**** Available data
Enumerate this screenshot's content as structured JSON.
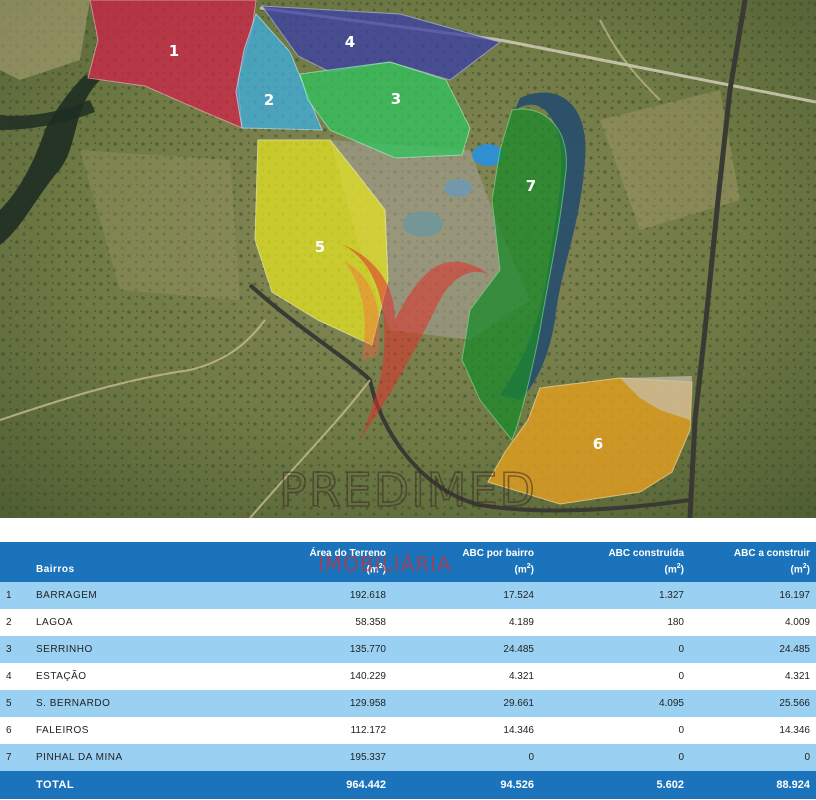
{
  "map": {
    "zones": [
      {
        "id": "1",
        "color": "#d42048"
      },
      {
        "id": "2",
        "color": "#3ab2e6"
      },
      {
        "id": "3",
        "color": "#2fc55e"
      },
      {
        "id": "4",
        "color": "#3a3ea8"
      },
      {
        "id": "5",
        "color": "#e6e620"
      },
      {
        "id": "6",
        "color": "#e6a020"
      },
      {
        "id": "7",
        "color": "#1a8a2a"
      }
    ],
    "watermark": {
      "brand": "PREDIMED",
      "sub": "IMOBILIÁRIA"
    }
  },
  "table": {
    "headers": {
      "bairros": "Bairros",
      "area": "Área do Terreno",
      "abc_bairro": "ABC por bairro",
      "abc_construida": "ABC construída",
      "abc_construir": "ABC a construir",
      "unit": "(m",
      "unit_exp": "2",
      "unit_close": ")"
    },
    "rows": [
      {
        "idx": "1",
        "name": "BARRAGEM",
        "area": "192.618",
        "abc_bairro": "17.524",
        "abc_construida": "1.327",
        "abc_construir": "16.197"
      },
      {
        "idx": "2",
        "name": "LAGOA",
        "area": "58.358",
        "abc_bairro": "4.189",
        "abc_construida": "180",
        "abc_construir": "4.009"
      },
      {
        "idx": "3",
        "name": "SERRINHO",
        "area": "135.770",
        "abc_bairro": "24.485",
        "abc_construida": "0",
        "abc_construir": "24.485"
      },
      {
        "idx": "4",
        "name": "ESTAÇÃO",
        "area": "140.229",
        "abc_bairro": "4.321",
        "abc_construida": "0",
        "abc_construir": "4.321"
      },
      {
        "idx": "5",
        "name": "S. BERNARDO",
        "area": "129.958",
        "abc_bairro": "29.661",
        "abc_construida": "4.095",
        "abc_construir": "25.566"
      },
      {
        "idx": "6",
        "name": "FALEIROS",
        "area": "112.172",
        "abc_bairro": "14.346",
        "abc_construida": "0",
        "abc_construir": "14.346"
      },
      {
        "idx": "7",
        "name": "PINHAL DA MINA",
        "area": "195.337",
        "abc_bairro": "0",
        "abc_construida": "0",
        "abc_construir": "0"
      }
    ],
    "total": {
      "label": "TOTAL",
      "area": "964.442",
      "abc_bairro": "94.526",
      "abc_construida": "5.602",
      "abc_construir": "88.924"
    }
  }
}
********
What the task requires - Every line in the data above that contains "color" needs to be copied.

Exercise answer -
        "color": "#d42048"
        "color": "#3ab2e6"
        "color": "#2fc55e"
        "color": "#3a3ea8"
        "color": "#e6e620"
        "color": "#e6a020"
        "color": "#1a8a2a"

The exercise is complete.